» WHAT THE EXERCISE ASKS
Extract each line of the data below exactly as written.
*** INFORMATION GIVEN ***
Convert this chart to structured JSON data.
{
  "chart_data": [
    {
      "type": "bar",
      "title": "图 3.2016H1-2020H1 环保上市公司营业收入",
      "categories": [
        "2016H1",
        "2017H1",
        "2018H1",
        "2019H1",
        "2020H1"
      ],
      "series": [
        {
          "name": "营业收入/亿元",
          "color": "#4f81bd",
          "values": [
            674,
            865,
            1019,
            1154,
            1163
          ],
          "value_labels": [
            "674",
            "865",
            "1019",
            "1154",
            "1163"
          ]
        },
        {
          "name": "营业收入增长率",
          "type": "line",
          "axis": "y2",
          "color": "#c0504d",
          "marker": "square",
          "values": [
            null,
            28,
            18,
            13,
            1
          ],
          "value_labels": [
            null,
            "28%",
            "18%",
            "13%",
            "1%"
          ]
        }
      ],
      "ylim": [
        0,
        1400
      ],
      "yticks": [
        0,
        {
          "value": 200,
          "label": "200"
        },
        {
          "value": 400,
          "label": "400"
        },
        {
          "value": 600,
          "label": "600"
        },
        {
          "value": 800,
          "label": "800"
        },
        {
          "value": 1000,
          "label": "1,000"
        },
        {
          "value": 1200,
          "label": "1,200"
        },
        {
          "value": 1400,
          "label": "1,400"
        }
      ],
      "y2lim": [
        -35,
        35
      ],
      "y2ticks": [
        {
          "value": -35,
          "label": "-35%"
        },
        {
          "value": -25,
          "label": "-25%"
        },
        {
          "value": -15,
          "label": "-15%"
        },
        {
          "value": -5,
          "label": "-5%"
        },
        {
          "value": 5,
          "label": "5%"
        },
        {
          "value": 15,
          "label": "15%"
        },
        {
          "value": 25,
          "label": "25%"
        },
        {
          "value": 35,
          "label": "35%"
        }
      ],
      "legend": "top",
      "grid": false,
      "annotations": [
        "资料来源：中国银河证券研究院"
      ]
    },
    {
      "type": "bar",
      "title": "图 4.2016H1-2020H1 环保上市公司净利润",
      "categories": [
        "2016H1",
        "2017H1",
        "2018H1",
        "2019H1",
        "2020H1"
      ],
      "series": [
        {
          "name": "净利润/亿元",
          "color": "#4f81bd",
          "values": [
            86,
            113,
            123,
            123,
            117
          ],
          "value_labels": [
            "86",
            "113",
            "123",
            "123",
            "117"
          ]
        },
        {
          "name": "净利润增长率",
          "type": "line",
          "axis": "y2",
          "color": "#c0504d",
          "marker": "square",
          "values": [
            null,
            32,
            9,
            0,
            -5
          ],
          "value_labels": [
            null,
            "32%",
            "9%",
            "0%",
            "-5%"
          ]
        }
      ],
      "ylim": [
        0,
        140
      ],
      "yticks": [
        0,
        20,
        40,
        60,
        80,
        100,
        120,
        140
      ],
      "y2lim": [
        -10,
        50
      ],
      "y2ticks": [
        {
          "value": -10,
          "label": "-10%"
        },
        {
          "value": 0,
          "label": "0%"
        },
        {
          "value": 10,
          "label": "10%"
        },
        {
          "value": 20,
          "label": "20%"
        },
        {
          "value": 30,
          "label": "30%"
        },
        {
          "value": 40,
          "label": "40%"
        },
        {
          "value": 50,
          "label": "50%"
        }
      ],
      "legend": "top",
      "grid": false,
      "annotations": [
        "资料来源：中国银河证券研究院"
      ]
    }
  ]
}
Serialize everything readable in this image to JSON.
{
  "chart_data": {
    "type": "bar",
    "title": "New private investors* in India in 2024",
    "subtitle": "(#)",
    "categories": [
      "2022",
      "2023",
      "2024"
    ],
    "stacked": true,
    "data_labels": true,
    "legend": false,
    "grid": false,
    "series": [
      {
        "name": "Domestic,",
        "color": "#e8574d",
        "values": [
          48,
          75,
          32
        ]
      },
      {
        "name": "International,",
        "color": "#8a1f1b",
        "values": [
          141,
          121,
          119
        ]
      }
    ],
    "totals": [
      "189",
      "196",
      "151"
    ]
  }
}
***
» WORKED ANSWER
Convert this chart to structured JSON data.
{
  "chart_data": [
    {
      "type": "bar",
      "title": "图 3.2016H1-2020H1 环保上市公司营业收入",
      "categories": [
        "2016H1",
        "2017H1",
        "2018H1",
        "2019H1",
        "2020H1"
      ],
      "series": [
        {
          "name": "营业收入/亿元",
          "color": "#4f81bd",
          "values": [
            674,
            865,
            1019,
            1154,
            1163
          ],
          "value_labels": [
            "674",
            "865",
            "1019",
            "1154",
            "1163"
          ]
        },
        {
          "name": "营业收入增长率",
          "type": "line",
          "axis": "y2",
          "color": "#c0504d",
          "marker": "square",
          "values": [
            null,
            28,
            18,
            13,
            1
          ],
          "value_labels": [
            null,
            "28%",
            "18%",
            "13%",
            "1%"
          ]
        }
      ],
      "ylim": [
        0,
        1400
      ],
      "yticks": [
        0,
        {
          "value": 200,
          "label": "200"
        },
        {
          "value": 400,
          "label": "400"
        },
        {
          "value": 600,
          "label": "600"
        },
        {
          "value": 800,
          "label": "800"
        },
        {
          "value": 1000,
          "label": "1,000"
        },
        {
          "value": 1200,
          "label": "1,200"
        },
        {
          "value": 1400,
          "label": "1,400"
        }
      ],
      "y2lim": [
        -35,
        35
      ],
      "y2ticks": [
        {
          "value": -35,
          "label": "-35%"
        },
        {
          "value": -25,
          "label": "-25%"
        },
        {
          "value": -15,
          "label": "-15%"
        },
        {
          "value": -5,
          "label": "-5%"
        },
        {
          "value": 5,
          "label": "5%"
        },
        {
          "value": 15,
          "label": "15%"
        },
        {
          "value": 25,
          "label": "25%"
        },
        {
          "value": 35,
          "label": "35%"
        }
      ],
      "legend": "top",
      "grid": false,
      "annotations": [
        "资料来源：中国银河证券研究院"
      ]
    },
    {
      "type": "bar",
      "title": "图 4.2016H1-2020H1 环保上市公司净利润",
      "categories": [
        "2016H1",
        "2017H1",
        "2018H1",
        "2019H1",
        "2020H1"
      ],
      "series": [
        {
          "name": "净利润/亿元",
          "color": "#4f81bd",
          "values": [
            86,
            113,
            123,
            123,
            117
          ],
          "value_labels": [
            "86",
            "113",
            "123",
            "123",
            "117"
          ]
        },
        {
          "name": "净利润增长率",
          "type": "line",
          "axis": "y2",
          "color": "#c0504d",
          "marker": "square",
          "values": [
            null,
            32,
            9,
            0,
            -5
          ],
          "value_labels": [
            null,
            "32%",
            "9%",
            "0%",
            "-5%"
          ]
        }
      ],
      "ylim": [
        0,
        140
      ],
      "yticks": [
        0,
        20,
        40,
        60,
        80,
        100,
        120,
        140
      ],
      "y2lim": [
        -10,
        50
      ],
      "y2ticks": [
        {
          "value": -10,
          "label": "-10%"
        },
        {
          "value": 0,
          "label": "0%"
        },
        {
          "value": 10,
          "label": "10%"
        },
        {
          "value": 20,
          "label": "20%"
        },
        {
          "value": 30,
          "label": "30%"
        },
        {
          "value": 40,
          "label": "40%"
        },
        {
          "value": 50,
          "label": "50%"
        }
      ],
      "legend": "top",
      "grid": false,
      "annotations": [
        "资料来源：中国银河证券研究院"
      ]
    }
  ]
}
Serialize everything readable in this image to JSON.
{
  "chart_data": {
    "type": "bar",
    "title": "New private investors* in India in 2024",
    "subtitle": "(#)",
    "categories": [
      "2022",
      "2023",
      "2024"
    ],
    "stacked": true,
    "data_labels": true,
    "legend": false,
    "grid": false,
    "series": [
      {
        "name": "Domestic,",
        "color": "#e8574d",
        "values": [
          48,
          75,
          32
        ]
      },
      {
        "name": "International,",
        "color": "#8a1f1b",
        "values": [
          141,
          121,
          119
        ]
      }
    ],
    "totals": [
      "189",
      "196",
      "151"
    ]
  }
}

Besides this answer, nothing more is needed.